Images of document pages with text:
*** Block opens ***

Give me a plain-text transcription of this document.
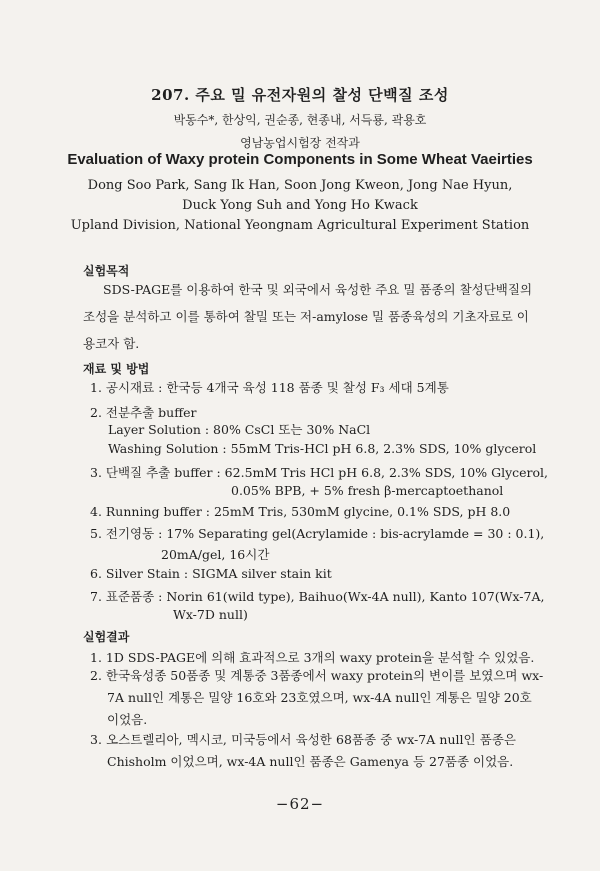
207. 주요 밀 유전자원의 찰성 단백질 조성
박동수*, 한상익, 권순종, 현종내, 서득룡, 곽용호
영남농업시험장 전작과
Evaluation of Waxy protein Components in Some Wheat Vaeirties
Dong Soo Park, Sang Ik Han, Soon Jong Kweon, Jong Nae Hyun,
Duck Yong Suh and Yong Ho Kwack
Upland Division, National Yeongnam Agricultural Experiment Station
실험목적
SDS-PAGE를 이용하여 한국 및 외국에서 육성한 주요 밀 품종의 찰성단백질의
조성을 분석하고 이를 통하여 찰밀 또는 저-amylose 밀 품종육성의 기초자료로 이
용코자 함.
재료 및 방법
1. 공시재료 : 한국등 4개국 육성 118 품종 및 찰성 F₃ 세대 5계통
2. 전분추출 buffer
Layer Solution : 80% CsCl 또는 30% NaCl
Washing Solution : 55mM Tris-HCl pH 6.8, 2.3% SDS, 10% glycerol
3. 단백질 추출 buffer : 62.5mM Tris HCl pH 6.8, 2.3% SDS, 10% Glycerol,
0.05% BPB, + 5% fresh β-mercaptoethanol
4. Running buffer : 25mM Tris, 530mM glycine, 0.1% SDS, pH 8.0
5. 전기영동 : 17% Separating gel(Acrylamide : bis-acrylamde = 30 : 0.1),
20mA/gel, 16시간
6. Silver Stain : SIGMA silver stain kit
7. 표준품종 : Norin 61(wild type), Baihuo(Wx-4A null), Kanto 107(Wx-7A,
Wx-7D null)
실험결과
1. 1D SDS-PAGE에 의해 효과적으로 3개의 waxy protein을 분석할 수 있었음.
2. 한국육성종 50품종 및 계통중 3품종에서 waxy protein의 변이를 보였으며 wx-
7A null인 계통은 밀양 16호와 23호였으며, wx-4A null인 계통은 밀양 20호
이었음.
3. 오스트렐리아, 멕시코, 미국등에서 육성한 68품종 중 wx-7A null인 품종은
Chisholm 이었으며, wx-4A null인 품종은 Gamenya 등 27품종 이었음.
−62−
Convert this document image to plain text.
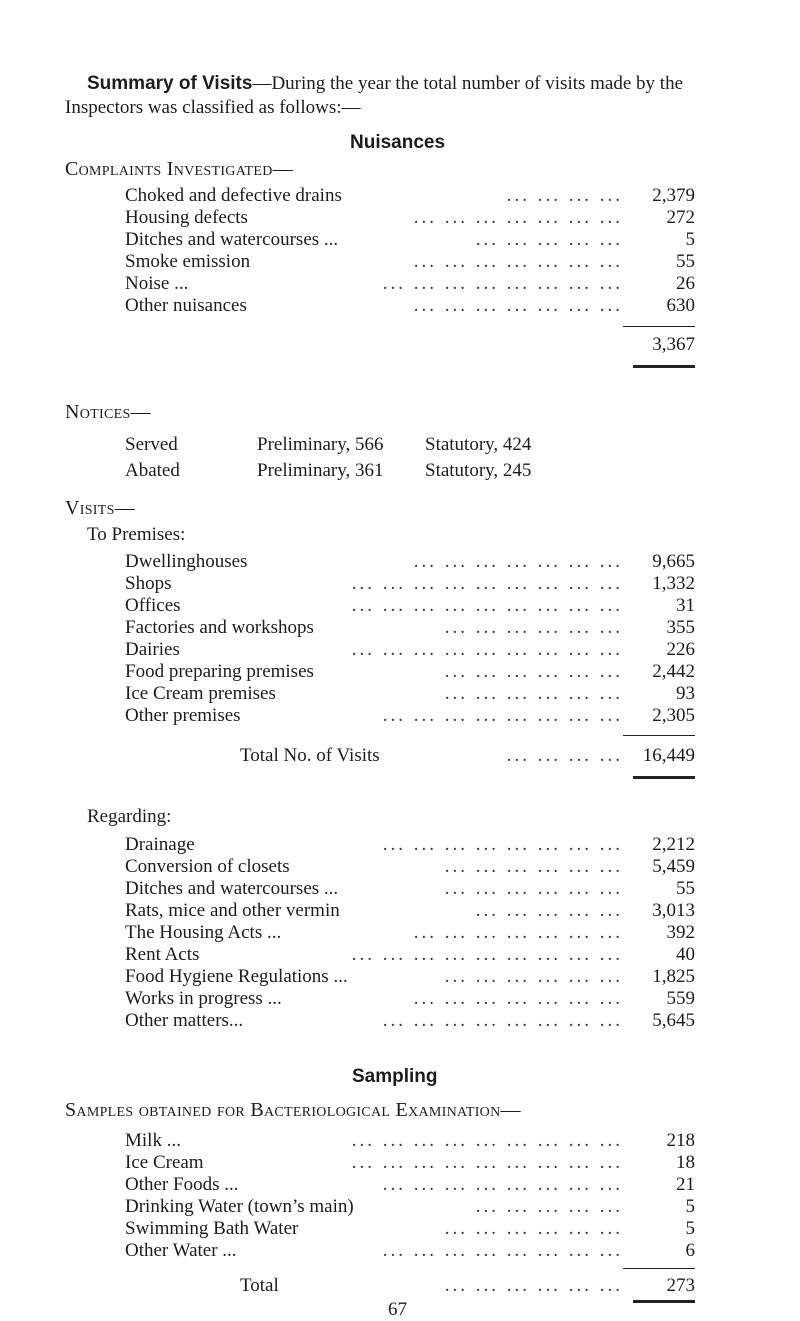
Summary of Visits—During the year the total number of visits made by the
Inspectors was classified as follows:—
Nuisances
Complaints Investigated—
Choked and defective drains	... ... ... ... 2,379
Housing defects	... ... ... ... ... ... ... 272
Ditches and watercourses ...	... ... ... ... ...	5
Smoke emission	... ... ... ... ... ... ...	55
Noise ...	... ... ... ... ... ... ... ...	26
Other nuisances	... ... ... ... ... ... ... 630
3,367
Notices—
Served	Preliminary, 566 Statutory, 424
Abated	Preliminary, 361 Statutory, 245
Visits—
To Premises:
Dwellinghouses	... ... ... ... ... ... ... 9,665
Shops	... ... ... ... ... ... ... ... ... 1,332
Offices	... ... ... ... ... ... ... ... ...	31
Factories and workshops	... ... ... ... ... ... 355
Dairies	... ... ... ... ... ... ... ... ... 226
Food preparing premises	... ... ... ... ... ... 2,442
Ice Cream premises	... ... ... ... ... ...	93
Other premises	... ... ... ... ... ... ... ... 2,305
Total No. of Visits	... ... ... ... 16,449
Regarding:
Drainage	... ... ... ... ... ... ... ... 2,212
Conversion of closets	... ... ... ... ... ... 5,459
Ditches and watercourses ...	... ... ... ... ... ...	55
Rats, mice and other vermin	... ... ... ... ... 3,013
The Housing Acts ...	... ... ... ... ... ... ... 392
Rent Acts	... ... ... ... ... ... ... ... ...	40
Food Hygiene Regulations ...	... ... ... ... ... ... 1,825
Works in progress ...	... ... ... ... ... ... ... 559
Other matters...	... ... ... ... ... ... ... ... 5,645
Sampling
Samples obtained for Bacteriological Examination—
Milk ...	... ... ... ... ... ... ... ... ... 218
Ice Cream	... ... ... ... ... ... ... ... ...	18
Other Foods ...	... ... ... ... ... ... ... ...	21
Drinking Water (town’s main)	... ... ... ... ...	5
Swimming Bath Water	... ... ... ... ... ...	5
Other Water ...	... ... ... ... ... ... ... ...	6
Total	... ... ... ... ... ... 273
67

*** Block closes ***

AIM OF THE EXERCISE: The expected output is every entry, retyped exactly, with all pictures removed.

OUTPUT FOR THIS EXERCISE:
Give me a plain-text transcription of this document.
207. 주요 밀 유전자원의 찰성 단백질 조성
박동수*, 한상익, 권순종, 현종내, 서득룡, 곽용호
영남농업시험장 전작과
Evaluation of Waxy protein Components in Some Wheat Vaeirties
Dong Soo Park, Sang Ik Han, Soon Jong Kweon, Jong Nae Hyun,
Duck Yong Suh and Yong Ho Kwack
Upland Division, National Yeongnam Agricultural Experiment Station
실험목적
SDS-PAGE를 이용하여 한국 및 외국에서 육성한 주요 밀 품종의 찰성단백질의
조성을 분석하고 이를 통하여 찰밀 또는 저-amylose 밀 품종육성의 기초자료로 이
용코자 함.
재료 및 방법
1. 공시재료 : 한국등 4개국 육성 118 품종 및 찰성 F₃ 세대 5계통
2. 전분추출 buffer
Layer Solution : 80% CsCl 또는 30% NaCl
Washing Solution : 55mM Tris-HCl pH 6.8, 2.3% SDS, 10% glycerol
3. 단백질 추출 buffer : 62.5mM Tris HCl pH 6.8, 2.3% SDS, 10% Glycerol,
0.05% BPB, + 5% fresh β-mercaptoethanol
4. Running buffer : 25mM Tris, 530mM glycine, 0.1% SDS, pH 8.0
5. 전기영동 : 17% Separating gel(Acrylamide : bis-acrylamde = 30 : 0.1),
20mA/gel, 16시간
6. Silver Stain : SIGMA silver stain kit
7. 표준품종 : Norin 61(wild type), Baihuo(Wx-4A null), Kanto 107(Wx-7A,
Wx-7D null)
실험결과
1. 1D SDS-PAGE에 의해 효과적으로 3개의 waxy protein을 분석할 수 있었음.
2. 한국육성종 50품종 및 계통중 3품종에서 waxy protein의 변이를 보였으며 wx-
7A null인 계통은 밀양 16호와 23호였으며, wx-4A null인 계통은 밀양 20호
이었음.
3. 오스트렐리아, 멕시코, 미국등에서 육성한 68품종 중 wx-7A null인 품종은
Chisholm 이었으며, wx-4A null인 품종은 Gamenya 등 27품종 이었음.
−62−
Convert this document image to plain text.
Summary of Visits—During the year the total number of visits made by the
Inspectors was classified as follows:—
Nuisances
Complaints Investigated—
Choked and defective drains	... ... ... ... 2,379
Housing defects	... ... ... ... ... ... ... 272
Ditches and watercourses ...	... ... ... ... ...	5
Smoke emission	... ... ... ... ... ... ...	55
Noise ...	... ... ... ... ... ... ... ...	26
Other nuisances	... ... ... ... ... ... ... 630
3,367
Notices—
Served	Preliminary, 566 Statutory, 424
Abated	Preliminary, 361 Statutory, 245
Visits—
To Premises:
Dwellinghouses	... ... ... ... ... ... ... 9,665
Shops	... ... ... ... ... ... ... ... ... 1,332
Offices	... ... ... ... ... ... ... ... ...	31
Factories and workshops	... ... ... ... ... ... 355
Dairies	... ... ... ... ... ... ... ... ... 226
Food preparing premises	... ... ... ... ... ... 2,442
Ice Cream premises	... ... ... ... ... ...	93
Other premises	... ... ... ... ... ... ... ... 2,305
Total No. of Visits	... ... ... ... 16,449
Regarding:
Drainage	... ... ... ... ... ... ... ... 2,212
Conversion of closets	... ... ... ... ... ... 5,459
Ditches and watercourses ...	... ... ... ... ... ...	55
Rats, mice and other vermin	... ... ... ... ... 3,013
The Housing Acts ...	... ... ... ... ... ... ... 392
Rent Acts	... ... ... ... ... ... ... ... ...	40
Food Hygiene Regulations ...	... ... ... ... ... ... 1,825
Works in progress ...	... ... ... ... ... ... ... 559
Other matters...	... ... ... ... ... ... ... ... 5,645
Sampling
Samples obtained for Bacteriological Examination—
Milk ...	... ... ... ... ... ... ... ... ... 218
Ice Cream	... ... ... ... ... ... ... ... ...	18
Other Foods ...	... ... ... ... ... ... ... ...	21
Drinking Water (town’s main)	... ... ... ... ...	5
Swimming Bath Water	... ... ... ... ... ...	5
Other Water ...	... ... ... ... ... ... ... ...	6
Total	... ... ... ... ... ... 273
67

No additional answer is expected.